** BEGIN Data shown **

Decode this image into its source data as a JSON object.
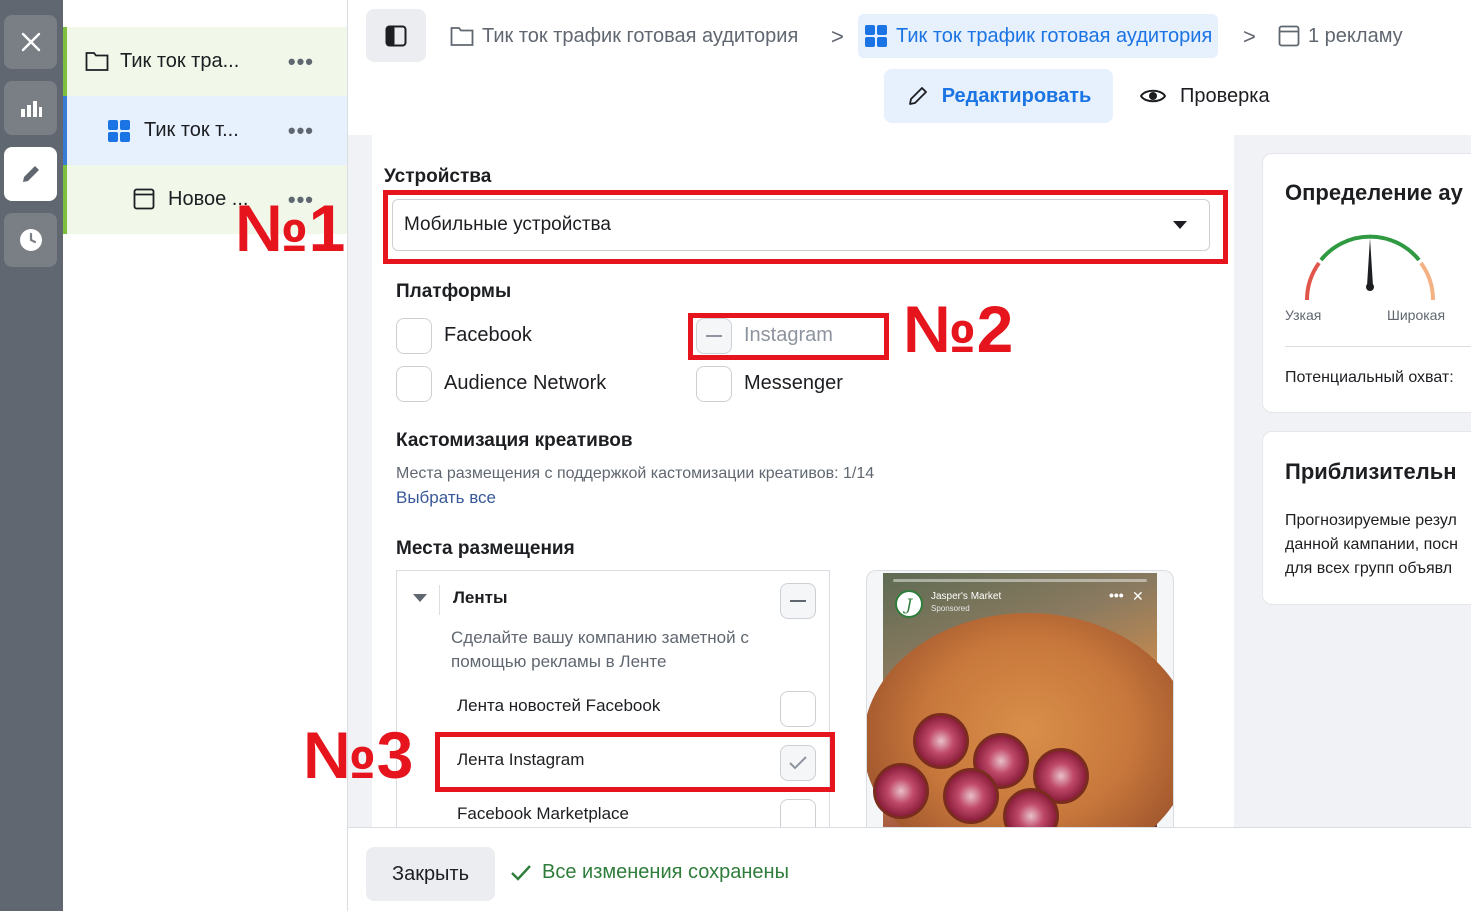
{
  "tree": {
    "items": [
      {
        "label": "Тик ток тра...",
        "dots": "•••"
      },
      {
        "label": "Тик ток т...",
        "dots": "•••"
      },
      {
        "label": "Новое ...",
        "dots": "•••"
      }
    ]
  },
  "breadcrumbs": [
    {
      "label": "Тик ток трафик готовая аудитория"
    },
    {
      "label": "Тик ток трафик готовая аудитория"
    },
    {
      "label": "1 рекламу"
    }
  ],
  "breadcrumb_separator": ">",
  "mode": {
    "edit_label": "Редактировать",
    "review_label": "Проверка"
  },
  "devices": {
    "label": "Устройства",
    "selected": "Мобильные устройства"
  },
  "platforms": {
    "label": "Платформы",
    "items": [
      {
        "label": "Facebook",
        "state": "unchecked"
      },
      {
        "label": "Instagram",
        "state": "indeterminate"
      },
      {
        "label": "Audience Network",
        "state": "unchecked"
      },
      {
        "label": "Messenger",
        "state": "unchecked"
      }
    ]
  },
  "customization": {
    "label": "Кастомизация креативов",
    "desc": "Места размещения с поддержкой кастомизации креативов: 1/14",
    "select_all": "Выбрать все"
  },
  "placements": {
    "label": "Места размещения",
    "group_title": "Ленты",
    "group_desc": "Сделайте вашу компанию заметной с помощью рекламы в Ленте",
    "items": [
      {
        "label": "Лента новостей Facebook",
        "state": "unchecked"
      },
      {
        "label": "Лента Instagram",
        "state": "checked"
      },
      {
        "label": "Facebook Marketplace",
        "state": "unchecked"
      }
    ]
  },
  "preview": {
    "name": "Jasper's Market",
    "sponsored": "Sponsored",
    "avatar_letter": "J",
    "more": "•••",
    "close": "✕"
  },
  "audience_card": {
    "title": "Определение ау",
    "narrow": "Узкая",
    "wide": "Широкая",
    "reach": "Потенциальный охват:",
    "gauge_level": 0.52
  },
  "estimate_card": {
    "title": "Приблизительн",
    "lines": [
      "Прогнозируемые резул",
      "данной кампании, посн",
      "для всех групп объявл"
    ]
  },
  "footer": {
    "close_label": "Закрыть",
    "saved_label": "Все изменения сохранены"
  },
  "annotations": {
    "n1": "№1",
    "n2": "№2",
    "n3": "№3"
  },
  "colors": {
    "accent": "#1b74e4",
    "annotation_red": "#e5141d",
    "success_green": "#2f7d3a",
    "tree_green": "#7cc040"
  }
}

** END Data shown **
** BEGIN Data shown **

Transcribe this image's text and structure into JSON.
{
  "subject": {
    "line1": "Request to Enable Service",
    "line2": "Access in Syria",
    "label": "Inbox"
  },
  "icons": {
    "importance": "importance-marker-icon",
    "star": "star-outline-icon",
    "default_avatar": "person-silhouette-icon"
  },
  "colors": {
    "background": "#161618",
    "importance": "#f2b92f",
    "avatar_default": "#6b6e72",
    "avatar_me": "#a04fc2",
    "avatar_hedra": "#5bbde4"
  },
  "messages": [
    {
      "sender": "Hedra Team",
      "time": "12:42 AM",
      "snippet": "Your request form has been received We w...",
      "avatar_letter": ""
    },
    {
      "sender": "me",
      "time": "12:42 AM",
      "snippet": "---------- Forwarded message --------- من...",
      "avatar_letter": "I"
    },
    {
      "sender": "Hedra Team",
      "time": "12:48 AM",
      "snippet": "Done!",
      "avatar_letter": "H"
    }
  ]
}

** END Data shown **

» **What the task requires**: In how many lines of the data does the string "importance" appear? Give only the number.

» **Answer for the task**: 2